Exercise goal =
Reproduce the entries below in full, word for word.
------------------------------------
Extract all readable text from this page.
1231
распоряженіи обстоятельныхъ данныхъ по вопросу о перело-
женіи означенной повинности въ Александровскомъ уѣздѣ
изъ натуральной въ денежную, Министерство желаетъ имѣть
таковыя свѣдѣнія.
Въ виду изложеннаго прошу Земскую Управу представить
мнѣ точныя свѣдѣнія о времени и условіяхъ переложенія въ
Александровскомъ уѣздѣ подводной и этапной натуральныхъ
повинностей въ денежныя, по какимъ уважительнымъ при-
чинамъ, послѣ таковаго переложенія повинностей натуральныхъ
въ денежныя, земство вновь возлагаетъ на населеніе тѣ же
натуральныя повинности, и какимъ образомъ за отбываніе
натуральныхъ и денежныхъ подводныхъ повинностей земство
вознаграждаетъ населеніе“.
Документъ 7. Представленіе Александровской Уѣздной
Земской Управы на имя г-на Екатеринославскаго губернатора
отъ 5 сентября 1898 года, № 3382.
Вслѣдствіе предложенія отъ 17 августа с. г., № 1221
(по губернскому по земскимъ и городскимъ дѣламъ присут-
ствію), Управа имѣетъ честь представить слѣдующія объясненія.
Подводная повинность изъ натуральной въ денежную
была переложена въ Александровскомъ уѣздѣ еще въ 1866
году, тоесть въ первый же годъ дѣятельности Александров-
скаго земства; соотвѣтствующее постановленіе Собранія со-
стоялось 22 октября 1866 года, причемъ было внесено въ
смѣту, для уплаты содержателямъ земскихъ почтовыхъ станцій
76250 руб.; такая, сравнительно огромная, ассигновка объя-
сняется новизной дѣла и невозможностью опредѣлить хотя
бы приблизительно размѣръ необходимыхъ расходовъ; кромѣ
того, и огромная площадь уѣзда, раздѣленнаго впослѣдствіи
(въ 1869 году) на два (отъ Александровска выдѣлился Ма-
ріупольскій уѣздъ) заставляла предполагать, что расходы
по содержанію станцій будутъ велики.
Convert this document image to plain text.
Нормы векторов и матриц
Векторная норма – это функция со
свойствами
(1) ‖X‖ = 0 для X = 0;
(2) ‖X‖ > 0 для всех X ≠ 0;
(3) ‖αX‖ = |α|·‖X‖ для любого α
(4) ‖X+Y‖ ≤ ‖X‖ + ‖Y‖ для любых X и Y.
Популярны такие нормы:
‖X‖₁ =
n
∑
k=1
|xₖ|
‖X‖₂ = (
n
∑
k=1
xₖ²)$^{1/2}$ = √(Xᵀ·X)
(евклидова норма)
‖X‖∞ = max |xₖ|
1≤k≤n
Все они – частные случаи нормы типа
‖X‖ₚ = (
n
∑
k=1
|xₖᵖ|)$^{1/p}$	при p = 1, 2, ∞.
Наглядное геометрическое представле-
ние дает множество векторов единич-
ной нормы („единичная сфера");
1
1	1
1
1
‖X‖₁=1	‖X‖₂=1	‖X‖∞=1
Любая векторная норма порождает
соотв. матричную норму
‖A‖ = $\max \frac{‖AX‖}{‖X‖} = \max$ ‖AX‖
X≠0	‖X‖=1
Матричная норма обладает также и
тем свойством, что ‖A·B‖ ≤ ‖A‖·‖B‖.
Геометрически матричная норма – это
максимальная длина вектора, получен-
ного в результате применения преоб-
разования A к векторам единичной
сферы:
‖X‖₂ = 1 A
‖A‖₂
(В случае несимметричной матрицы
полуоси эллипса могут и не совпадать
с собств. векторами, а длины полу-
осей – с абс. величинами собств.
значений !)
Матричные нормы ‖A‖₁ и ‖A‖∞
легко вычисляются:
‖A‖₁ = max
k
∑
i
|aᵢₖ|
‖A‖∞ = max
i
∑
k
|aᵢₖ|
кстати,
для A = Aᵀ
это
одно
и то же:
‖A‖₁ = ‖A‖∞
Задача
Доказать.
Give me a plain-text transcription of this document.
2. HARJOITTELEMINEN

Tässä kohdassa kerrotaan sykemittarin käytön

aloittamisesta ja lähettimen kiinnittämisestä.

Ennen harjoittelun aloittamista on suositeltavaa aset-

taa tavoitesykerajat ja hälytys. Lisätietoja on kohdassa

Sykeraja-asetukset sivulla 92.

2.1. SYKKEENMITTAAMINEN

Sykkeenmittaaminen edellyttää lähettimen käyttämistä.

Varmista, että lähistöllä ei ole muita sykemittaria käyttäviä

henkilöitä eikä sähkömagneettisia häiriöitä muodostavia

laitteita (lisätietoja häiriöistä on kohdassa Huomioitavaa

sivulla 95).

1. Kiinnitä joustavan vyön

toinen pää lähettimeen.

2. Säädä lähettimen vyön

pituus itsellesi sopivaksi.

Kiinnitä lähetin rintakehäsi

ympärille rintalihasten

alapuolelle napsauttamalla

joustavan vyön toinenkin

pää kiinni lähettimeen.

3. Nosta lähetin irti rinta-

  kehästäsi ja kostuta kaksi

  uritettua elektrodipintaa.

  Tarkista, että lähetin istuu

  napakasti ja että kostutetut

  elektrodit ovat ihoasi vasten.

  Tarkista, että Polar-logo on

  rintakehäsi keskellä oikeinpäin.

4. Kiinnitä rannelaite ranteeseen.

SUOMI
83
------------------------------------
Task solution =
Extract all readable text from this page.
1231
распоряженіи обстоятельныхъ данныхъ по вопросу о перело-
женіи означенной повинности въ Александровскомъ уѣздѣ
изъ натуральной въ денежную, Министерство желаетъ имѣть
таковыя свѣдѣнія.
Въ виду изложеннаго прошу Земскую Управу представить
мнѣ точныя свѣдѣнія о времени и условіяхъ переложенія въ
Александровскомъ уѣздѣ подводной и этапной натуральныхъ
повинностей въ денежныя, по какимъ уважительнымъ при-
чинамъ, послѣ таковаго переложенія повинностей натуральныхъ
въ денежныя, земство вновь возлагаетъ на населеніе тѣ же
натуральныя повинности, и какимъ образомъ за отбываніе
натуральныхъ и денежныхъ подводныхъ повинностей земство
вознаграждаетъ населеніе“.
Документъ 7. Представленіе Александровской Уѣздной
Земской Управы на имя г-на Екатеринославскаго губернатора
отъ 5 сентября 1898 года, № 3382.
Вслѣдствіе предложенія отъ 17 августа с. г., № 1221
(по губернскому по земскимъ и городскимъ дѣламъ присут-
ствію), Управа имѣетъ честь представить слѣдующія объясненія.
Подводная повинность изъ натуральной въ денежную
была переложена въ Александровскомъ уѣздѣ еще въ 1866
году, тоесть въ первый же годъ дѣятельности Александров-
скаго земства; соотвѣтствующее постановленіе Собранія со-
стоялось 22 октября 1866 года, причемъ было внесено въ
смѣту, для уплаты содержателямъ земскихъ почтовыхъ станцій
76250 руб.; такая, сравнительно огромная, ассигновка объя-
сняется новизной дѣла и невозможностью опредѣлить хотя
бы приблизительно размѣръ необходимыхъ расходовъ; кромѣ
того, и огромная площадь уѣзда, раздѣленнаго впослѣдствіи
(въ 1869 году) на два (отъ Александровска выдѣлился Ма-
ріупольскій уѣздъ) заставляла предполагать, что расходы
по содержанію станцій будутъ велики.
Convert this document image to plain text.
Нормы векторов и матриц
Векторная норма – это функция со
свойствами
(1) ‖X‖ = 0 для X = 0;
(2) ‖X‖ > 0 для всех X ≠ 0;
(3) ‖αX‖ = |α|·‖X‖ для любого α
(4) ‖X+Y‖ ≤ ‖X‖ + ‖Y‖ для любых X и Y.
Популярны такие нормы:
‖X‖₁ =
n
∑
k=1
|xₖ|
‖X‖₂ = (
n
∑
k=1
xₖ²)$^{1/2}$ = √(Xᵀ·X)
(евклидова норма)
‖X‖∞ = max |xₖ|
1≤k≤n
Все они – частные случаи нормы типа
‖X‖ₚ = (
n
∑
k=1
|xₖᵖ|)$^{1/p}$	при p = 1, 2, ∞.
Наглядное геометрическое представле-
ние дает множество векторов единич-
ной нормы („единичная сфера");
1
1	1
1
1
‖X‖₁=1	‖X‖₂=1	‖X‖∞=1
Любая векторная норма порождает
соотв. матричную норму
‖A‖ = $\max \frac{‖AX‖}{‖X‖} = \max$ ‖AX‖
X≠0	‖X‖=1
Матричная норма обладает также и
тем свойством, что ‖A·B‖ ≤ ‖A‖·‖B‖.
Геометрически матричная норма – это
максимальная длина вектора, получен-
ного в результате применения преоб-
разования A к векторам единичной
сферы:
‖X‖₂ = 1 A
‖A‖₂
(В случае несимметричной матрицы
полуоси эллипса могут и не совпадать
с собств. векторами, а длины полу-
осей – с абс. величинами собств.
значений !)
Матричные нормы ‖A‖₁ и ‖A‖∞
легко вычисляются:
‖A‖₁ = max
k
∑
i
|aᵢₖ|
‖A‖∞ = max
i
∑
k
|aᵢₖ|
кстати,
для A = Aᵀ
это
одно
и то же:
‖A‖₁ = ‖A‖∞
Задача
Доказать.
Give me a plain-text transcription of this document.
2. HARJOITTELEMINEN

Tässä kohdassa kerrotaan sykemittarin käytön

aloittamisesta ja lähettimen kiinnittämisestä.

Ennen harjoittelun aloittamista on suositeltavaa aset-

taa tavoitesykerajat ja hälytys. Lisätietoja on kohdassa

Sykeraja-asetukset sivulla 92.

2.1. SYKKEENMITTAAMINEN

Sykkeenmittaaminen edellyttää lähettimen käyttämistä.

Varmista, että lähistöllä ei ole muita sykemittaria käyttäviä

henkilöitä eikä sähkömagneettisia häiriöitä muodostavia

laitteita (lisätietoja häiriöistä on kohdassa Huomioitavaa

sivulla 95).

1. Kiinnitä joustavan vyön

toinen pää lähettimeen.

2. Säädä lähettimen vyön

pituus itsellesi sopivaksi.

Kiinnitä lähetin rintakehäsi

ympärille rintalihasten

alapuolelle napsauttamalla

joustavan vyön toinenkin

pää kiinni lähettimeen.

3. Nosta lähetin irti rinta-

  kehästäsi ja kostuta kaksi

  uritettua elektrodipintaa.

  Tarkista, että lähetin istuu

  napakasti ja että kostutetut

  elektrodit ovat ihoasi vasten.

  Tarkista, että Polar-logo on

  rintakehäsi keskellä oikeinpäin.

4. Kiinnitä rannelaite ranteeseen.

SUOMI
83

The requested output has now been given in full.